■ **FRAGMENTO PROPORCIONADO**
-------------------------

Ay de mí con estas mujeres que somos. Avanzamos, es cierto, pero a veces parece que no aprendemos. Un día nos dijimos que podíamos más, que teníamos derecho a más. Heredamos de a poco, de batallas ajenas, este horizonte nuevo y empezamos a buscar futuros diferentes. Decidimos que podíamos dejar de ser una parte más de una casa, aceptamos y defendimos nuestro lugar para el desarrollo intelectual, nuestro rinconcito en el mundo productivo, nuestra vereda de la superación laboral y profesional. Dejamos de vernos como madres y esposas y abuelas y cocineras y salimos al mundo a trabajar, a comprarnos tacos, a tener sexo cuantas veces nos viniera en ganas, a vivir solas, a valernos por nosotras mismas, a ser independientes y autosuficientes. Y nos salió bárbaro.
Ahora veo otra cosa. Siento que nos limitamos, que no sumamos sino que reemplazamos. No porque hayamos dejado de lado la ilusión de maternidad, la idea de pareja o el placer de hornear una torta sino porque empezamos a avergonzarnos, a sentirnos inferiores por tener esos impulsos. Y todavía cocinamos cuando tenemos ganas aunque pidamos comida hecha cuando estamos cansadas pero resulta que nos cuesta (tanto pero tanto a veces) decir que sí, decir yo quiero tener hijos, decir yo quiero que tengan un padre, resulta que nos cuesta (tanto pero tanto a veces) decírnoslos a nosotras mismas, resulta que nos cuesta (tanto pero tanto a veces) escuchárselo decir a otra mujer.

-------------------------

■ **OBJETIVO DEL EJERCICIO**
¿Puedes reproducir, sin cambiar nada, el tramo del fragmento proporcionado que va desde "Ay de mí con" hasta "nos salió bárbaro."?

-------------------------

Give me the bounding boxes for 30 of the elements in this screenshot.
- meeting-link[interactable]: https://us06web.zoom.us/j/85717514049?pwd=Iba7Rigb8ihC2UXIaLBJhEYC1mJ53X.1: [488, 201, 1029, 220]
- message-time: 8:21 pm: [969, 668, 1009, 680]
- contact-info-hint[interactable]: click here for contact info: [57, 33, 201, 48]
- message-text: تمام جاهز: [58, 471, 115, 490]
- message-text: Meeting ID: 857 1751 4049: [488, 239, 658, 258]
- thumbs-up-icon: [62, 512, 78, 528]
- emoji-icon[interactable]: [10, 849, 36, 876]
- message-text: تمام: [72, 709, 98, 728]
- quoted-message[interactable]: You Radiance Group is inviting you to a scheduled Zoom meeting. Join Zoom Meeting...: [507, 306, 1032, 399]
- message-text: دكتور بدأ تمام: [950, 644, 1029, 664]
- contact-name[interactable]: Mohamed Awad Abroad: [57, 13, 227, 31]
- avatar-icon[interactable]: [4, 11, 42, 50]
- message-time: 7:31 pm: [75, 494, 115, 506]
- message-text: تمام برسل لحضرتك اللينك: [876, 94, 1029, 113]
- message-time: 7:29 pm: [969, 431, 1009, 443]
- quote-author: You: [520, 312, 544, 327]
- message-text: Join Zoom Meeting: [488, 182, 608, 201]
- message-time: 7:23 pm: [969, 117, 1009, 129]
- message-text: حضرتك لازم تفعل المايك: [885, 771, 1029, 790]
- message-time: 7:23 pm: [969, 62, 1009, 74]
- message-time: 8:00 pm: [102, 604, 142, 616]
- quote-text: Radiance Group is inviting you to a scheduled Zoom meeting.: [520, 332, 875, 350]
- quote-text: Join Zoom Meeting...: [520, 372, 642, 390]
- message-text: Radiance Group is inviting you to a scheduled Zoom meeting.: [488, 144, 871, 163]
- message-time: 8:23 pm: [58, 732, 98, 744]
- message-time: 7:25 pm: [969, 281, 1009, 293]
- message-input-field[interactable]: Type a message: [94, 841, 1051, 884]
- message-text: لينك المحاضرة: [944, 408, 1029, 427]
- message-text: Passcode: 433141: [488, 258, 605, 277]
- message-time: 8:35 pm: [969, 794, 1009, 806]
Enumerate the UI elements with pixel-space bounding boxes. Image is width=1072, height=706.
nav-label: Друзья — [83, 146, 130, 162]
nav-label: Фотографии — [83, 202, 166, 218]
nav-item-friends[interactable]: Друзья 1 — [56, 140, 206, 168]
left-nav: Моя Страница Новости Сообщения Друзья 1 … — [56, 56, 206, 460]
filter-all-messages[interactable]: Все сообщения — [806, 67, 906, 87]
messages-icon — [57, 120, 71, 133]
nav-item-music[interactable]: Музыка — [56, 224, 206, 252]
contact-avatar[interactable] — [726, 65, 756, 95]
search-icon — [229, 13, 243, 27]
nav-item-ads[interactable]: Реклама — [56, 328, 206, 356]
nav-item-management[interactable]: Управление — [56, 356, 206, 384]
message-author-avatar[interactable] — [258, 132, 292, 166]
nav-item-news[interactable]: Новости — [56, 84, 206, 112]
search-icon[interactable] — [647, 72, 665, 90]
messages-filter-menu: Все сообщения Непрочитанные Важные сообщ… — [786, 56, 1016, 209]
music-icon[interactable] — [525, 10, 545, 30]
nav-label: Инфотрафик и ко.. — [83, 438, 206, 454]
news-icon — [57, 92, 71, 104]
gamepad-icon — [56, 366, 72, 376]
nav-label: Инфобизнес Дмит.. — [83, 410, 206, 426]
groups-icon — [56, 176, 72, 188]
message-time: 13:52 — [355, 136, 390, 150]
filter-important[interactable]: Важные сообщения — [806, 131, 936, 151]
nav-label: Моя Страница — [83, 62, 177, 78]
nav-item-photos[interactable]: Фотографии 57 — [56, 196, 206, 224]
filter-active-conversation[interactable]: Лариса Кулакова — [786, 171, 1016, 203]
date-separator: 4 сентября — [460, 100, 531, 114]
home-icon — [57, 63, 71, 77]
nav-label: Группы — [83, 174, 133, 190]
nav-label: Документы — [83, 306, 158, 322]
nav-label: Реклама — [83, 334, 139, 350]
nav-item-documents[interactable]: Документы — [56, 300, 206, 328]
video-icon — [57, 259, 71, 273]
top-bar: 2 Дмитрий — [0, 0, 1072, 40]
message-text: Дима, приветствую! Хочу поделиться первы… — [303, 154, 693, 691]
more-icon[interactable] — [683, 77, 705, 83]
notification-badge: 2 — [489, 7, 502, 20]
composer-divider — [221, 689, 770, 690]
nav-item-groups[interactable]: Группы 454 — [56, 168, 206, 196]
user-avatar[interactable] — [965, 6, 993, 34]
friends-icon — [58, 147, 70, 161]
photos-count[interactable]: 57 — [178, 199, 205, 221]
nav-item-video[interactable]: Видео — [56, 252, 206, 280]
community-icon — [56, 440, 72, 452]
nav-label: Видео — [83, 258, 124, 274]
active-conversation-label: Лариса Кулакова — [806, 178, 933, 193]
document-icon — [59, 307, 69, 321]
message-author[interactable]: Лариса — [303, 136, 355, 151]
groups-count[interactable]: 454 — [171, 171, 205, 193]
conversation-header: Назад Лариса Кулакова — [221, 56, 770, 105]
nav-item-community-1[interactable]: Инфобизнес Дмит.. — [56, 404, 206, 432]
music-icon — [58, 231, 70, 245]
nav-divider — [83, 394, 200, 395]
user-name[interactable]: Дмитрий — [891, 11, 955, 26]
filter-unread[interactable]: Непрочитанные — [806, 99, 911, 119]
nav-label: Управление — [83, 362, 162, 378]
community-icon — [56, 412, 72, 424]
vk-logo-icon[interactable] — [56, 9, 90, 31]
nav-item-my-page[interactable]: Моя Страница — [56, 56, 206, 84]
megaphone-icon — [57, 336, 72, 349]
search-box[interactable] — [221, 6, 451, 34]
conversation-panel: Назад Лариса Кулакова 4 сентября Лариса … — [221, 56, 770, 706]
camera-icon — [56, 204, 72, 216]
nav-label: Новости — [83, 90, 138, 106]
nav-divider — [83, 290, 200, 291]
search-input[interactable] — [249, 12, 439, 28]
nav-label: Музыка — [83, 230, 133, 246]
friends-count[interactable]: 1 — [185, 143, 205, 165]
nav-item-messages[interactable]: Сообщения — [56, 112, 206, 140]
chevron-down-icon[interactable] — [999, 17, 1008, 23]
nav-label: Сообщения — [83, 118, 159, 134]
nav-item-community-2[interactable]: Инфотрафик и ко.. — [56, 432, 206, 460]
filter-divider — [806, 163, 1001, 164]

-------------------------

■ **RESPUESTA DEL EJERCICIO**
Ay de mí con estas mujeres que somos. Avanzamos, es cierto, pero a veces parece que no aprendemos. Un día nos dijimos que podíamos más, que teníamos derecho a más. Heredamos de a poco, de batallas ajenas, este horizonte nuevo y empezamos a buscar futuros diferentes. Decidimos que podíamos dejar de ser una parte más de una casa, aceptamos y defendimos nuestro lugar para el desarrollo intelectual, nuestro rinconcito en el mundo productivo, nuestra vereda de la superación laboral y profesional. Dejamos de vernos como madres y esposas y abuelas y cocineras y salimos al mundo a trabajar, a comprarnos tacos, a tener sexo cuantas veces nos viniera en ganas, a vivir solas, a valernos por nosotras mismas, a ser independientes y autosuficientes. Y nos salió bárbaro.